• **Records provided**

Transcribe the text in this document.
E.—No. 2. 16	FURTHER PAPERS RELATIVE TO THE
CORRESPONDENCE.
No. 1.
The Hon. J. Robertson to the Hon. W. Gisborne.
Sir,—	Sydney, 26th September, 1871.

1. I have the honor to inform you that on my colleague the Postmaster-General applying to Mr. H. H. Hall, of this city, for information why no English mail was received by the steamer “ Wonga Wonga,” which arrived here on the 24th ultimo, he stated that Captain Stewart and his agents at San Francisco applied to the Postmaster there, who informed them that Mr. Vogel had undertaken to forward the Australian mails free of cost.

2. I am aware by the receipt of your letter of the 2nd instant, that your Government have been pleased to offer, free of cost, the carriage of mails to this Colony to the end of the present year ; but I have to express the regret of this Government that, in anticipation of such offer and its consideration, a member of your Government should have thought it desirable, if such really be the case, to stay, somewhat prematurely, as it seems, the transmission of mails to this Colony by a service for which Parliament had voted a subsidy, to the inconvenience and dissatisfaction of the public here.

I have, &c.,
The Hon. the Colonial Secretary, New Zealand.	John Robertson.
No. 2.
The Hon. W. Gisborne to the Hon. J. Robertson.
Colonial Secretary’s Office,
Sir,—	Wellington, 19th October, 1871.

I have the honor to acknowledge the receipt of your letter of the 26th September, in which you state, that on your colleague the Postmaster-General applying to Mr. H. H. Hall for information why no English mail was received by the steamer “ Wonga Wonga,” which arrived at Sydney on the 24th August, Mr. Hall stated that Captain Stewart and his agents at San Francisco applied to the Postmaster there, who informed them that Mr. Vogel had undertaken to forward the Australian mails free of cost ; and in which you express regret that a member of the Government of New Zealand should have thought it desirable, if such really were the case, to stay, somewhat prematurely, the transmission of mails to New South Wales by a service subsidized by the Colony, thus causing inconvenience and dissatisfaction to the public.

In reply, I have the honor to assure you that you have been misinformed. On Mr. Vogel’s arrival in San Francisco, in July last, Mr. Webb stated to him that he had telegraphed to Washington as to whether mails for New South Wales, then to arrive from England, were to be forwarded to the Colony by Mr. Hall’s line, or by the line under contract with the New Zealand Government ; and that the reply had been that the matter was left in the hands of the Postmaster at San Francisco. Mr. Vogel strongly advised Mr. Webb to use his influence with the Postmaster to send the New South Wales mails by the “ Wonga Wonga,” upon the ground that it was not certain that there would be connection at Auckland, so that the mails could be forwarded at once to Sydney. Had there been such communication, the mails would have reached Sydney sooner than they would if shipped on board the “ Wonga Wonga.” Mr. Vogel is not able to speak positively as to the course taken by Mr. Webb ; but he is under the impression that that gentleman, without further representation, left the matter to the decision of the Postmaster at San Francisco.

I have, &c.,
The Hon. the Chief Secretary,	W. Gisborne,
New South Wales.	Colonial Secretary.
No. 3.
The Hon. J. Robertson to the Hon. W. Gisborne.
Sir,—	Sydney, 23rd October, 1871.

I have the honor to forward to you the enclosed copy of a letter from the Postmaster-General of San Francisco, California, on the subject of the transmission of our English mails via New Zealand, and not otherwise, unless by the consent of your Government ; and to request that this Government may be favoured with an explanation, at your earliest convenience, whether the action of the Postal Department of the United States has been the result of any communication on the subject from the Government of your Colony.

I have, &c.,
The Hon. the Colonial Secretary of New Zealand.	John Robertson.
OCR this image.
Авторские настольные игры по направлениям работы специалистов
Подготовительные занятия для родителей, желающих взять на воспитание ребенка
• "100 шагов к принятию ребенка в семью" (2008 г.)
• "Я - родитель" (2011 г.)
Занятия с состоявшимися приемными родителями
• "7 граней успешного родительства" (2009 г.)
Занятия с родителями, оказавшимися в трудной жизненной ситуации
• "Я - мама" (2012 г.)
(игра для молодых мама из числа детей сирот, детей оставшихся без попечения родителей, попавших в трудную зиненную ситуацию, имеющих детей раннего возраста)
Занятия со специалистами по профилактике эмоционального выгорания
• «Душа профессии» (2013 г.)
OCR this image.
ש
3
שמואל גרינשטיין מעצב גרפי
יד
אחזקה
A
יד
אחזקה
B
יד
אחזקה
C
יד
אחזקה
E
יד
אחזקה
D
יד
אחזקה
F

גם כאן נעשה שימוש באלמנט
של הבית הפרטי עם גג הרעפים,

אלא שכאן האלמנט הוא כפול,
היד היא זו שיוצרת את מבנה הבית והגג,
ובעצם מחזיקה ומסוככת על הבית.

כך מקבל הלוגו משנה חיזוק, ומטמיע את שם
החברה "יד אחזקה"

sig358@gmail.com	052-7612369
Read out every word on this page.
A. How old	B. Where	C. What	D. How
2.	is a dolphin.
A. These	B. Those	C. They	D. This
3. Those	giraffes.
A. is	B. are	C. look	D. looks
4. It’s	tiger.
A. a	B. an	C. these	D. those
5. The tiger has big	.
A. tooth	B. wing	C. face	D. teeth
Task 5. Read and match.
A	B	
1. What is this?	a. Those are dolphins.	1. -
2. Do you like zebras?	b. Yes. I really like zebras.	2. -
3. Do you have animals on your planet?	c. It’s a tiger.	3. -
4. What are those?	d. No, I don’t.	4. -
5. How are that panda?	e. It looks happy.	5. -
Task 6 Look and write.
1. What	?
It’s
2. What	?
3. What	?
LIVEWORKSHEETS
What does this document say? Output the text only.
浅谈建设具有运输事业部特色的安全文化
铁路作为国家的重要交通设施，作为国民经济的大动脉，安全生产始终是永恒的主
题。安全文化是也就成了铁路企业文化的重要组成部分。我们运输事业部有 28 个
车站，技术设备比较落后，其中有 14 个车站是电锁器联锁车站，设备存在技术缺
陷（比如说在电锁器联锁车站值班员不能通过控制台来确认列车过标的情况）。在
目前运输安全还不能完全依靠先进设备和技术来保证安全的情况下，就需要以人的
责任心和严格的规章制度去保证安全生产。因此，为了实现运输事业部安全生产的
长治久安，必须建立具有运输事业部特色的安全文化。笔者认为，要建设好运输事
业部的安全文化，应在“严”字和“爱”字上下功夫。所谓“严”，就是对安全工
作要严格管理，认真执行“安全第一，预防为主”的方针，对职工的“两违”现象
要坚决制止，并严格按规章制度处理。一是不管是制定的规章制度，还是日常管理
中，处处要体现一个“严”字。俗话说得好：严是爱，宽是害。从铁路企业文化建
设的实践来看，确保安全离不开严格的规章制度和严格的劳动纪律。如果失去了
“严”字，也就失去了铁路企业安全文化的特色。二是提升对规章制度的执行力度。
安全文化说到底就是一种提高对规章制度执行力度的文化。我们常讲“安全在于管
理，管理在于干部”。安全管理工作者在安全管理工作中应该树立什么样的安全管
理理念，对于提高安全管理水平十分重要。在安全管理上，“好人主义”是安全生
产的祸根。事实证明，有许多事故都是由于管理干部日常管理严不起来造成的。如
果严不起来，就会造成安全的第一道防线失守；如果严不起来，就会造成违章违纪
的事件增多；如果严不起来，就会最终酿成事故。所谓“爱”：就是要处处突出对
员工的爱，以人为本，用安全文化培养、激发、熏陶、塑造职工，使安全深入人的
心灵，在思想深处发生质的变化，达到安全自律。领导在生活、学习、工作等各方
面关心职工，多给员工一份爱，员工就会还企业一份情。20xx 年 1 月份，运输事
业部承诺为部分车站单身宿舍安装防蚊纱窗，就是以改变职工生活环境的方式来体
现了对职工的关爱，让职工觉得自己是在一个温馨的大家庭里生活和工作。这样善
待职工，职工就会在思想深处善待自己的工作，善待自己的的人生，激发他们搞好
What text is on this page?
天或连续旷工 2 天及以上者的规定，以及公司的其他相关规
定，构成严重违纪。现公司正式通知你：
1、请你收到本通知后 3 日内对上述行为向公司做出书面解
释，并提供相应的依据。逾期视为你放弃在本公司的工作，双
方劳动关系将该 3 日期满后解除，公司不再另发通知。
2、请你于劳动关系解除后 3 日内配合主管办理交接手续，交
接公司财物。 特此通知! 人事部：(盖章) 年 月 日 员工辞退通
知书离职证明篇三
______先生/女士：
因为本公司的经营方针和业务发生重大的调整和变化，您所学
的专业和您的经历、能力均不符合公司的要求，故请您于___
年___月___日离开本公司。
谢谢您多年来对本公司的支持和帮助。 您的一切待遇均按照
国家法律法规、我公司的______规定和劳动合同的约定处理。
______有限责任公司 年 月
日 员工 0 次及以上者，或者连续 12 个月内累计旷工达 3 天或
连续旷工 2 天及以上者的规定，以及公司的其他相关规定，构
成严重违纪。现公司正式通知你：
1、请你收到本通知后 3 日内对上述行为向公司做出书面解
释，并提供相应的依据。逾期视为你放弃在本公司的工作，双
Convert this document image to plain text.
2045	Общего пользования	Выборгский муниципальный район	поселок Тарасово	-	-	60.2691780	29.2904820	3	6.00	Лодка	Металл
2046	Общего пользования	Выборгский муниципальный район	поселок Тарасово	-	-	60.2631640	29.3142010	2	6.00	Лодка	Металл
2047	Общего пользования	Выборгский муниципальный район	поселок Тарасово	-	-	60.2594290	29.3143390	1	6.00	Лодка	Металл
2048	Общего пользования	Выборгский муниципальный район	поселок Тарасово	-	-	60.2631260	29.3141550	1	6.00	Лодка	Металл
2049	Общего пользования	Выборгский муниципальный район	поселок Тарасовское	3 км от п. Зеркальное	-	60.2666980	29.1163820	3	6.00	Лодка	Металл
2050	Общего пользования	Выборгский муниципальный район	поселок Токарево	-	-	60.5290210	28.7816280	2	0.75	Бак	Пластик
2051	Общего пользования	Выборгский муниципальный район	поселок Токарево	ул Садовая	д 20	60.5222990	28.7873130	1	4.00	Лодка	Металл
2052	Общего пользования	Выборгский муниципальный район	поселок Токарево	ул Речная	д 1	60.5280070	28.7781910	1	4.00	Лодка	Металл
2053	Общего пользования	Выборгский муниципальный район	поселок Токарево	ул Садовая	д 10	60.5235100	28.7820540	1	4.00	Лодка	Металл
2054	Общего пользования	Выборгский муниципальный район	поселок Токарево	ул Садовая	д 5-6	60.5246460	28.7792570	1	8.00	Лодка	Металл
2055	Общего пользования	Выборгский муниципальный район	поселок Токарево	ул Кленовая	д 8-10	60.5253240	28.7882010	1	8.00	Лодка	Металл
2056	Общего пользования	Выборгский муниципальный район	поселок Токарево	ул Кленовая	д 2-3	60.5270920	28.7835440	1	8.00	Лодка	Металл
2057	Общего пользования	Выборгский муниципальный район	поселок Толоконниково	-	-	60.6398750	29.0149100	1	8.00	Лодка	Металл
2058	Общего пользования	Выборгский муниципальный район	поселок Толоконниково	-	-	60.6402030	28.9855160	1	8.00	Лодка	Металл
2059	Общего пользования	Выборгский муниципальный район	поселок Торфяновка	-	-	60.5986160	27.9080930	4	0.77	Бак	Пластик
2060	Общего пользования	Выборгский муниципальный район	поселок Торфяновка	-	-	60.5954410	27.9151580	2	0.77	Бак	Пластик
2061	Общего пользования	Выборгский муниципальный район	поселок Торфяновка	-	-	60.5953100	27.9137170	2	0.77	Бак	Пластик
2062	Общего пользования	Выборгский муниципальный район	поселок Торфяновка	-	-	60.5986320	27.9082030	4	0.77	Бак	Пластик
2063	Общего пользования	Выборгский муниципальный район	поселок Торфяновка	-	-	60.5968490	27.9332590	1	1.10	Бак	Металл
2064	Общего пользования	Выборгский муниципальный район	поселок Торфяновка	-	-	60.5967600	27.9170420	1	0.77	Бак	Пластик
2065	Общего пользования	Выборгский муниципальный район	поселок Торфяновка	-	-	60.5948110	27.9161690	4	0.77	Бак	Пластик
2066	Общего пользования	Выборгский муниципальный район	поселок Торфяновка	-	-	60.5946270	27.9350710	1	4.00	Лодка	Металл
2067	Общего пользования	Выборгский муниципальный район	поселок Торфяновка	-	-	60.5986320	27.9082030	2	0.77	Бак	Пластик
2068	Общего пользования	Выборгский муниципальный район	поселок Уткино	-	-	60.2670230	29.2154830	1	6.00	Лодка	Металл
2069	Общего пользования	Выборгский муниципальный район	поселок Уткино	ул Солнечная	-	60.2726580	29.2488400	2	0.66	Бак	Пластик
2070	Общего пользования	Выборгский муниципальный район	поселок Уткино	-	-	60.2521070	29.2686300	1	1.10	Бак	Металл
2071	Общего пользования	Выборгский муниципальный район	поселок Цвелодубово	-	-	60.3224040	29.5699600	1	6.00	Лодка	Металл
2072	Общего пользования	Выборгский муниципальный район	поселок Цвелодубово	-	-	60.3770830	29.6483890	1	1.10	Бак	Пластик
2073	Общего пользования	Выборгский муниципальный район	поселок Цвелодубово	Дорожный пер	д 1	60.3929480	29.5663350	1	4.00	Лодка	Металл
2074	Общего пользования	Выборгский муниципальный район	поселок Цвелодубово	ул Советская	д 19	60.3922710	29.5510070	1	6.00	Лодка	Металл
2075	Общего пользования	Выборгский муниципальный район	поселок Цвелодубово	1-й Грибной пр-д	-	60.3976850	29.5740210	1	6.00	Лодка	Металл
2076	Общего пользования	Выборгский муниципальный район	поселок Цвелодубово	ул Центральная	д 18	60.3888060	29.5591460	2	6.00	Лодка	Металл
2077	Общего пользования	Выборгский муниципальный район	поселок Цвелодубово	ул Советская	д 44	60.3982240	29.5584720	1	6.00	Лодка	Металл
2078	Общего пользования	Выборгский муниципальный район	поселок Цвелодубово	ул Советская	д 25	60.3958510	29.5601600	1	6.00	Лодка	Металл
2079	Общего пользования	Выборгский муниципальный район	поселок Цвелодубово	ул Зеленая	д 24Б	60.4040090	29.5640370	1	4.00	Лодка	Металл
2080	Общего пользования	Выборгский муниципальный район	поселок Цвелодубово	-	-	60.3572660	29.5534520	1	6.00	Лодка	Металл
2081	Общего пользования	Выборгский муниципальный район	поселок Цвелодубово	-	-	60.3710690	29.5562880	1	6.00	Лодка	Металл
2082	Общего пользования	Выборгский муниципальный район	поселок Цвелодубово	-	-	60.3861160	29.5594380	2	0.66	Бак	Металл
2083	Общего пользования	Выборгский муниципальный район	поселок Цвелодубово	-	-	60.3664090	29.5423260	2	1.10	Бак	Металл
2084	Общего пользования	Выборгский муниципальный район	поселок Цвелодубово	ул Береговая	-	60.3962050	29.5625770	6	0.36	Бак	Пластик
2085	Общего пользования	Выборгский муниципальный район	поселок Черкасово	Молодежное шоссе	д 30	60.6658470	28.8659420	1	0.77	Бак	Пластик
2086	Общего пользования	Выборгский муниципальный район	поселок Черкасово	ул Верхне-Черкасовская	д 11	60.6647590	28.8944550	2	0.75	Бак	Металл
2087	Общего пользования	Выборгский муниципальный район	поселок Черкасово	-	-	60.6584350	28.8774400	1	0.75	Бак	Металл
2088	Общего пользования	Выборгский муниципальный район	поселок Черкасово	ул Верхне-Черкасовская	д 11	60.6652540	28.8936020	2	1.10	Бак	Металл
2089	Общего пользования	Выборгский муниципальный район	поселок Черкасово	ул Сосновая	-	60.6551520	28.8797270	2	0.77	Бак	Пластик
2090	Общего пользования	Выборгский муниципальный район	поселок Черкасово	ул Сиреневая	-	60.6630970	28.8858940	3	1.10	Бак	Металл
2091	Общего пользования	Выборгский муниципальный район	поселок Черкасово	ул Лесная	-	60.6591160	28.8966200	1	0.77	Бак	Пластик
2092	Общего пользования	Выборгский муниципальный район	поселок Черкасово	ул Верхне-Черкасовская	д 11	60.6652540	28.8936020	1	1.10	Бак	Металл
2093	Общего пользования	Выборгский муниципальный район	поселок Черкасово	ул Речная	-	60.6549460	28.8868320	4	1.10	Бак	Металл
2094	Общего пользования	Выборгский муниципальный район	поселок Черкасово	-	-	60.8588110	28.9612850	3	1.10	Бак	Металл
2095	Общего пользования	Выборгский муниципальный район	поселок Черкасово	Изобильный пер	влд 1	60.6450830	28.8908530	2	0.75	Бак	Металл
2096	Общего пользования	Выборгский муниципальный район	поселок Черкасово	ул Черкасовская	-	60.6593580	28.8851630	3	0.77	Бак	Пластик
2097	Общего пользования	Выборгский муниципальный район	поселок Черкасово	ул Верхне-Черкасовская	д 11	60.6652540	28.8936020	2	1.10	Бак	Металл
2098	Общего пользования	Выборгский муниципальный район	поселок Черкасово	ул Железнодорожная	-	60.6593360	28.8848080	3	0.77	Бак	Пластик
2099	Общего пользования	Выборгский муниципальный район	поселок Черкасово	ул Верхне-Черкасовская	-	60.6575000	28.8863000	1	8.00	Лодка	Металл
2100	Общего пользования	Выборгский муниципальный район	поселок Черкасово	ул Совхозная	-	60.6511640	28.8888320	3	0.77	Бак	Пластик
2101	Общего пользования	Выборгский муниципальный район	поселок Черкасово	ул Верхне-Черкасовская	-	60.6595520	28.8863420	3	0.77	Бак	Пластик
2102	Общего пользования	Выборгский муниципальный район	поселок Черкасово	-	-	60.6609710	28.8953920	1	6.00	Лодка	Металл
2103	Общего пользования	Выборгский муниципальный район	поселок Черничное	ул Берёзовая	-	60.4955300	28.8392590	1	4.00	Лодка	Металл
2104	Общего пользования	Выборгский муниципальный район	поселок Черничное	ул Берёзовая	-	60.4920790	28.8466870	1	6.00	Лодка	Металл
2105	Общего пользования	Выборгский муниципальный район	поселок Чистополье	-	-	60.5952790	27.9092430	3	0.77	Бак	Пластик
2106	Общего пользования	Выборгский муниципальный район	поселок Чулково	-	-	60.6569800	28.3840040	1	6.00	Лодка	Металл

• **Exercise goal**
Search the data above for the string "Robertson" and return every line that has it.

• **Response to this exercise**
The Hon. J. Robertson to the Hon. W. Gisborne.
The Hon. the Colonial Secretary, New Zealand.	John Robertson.
The Hon. W. Gisborne to the Hon. J. Robertson.
The Hon. J. Robertson to the Hon. W. Gisborne.
The Hon. the Colonial Secretary of New Zealand.	John Robertson.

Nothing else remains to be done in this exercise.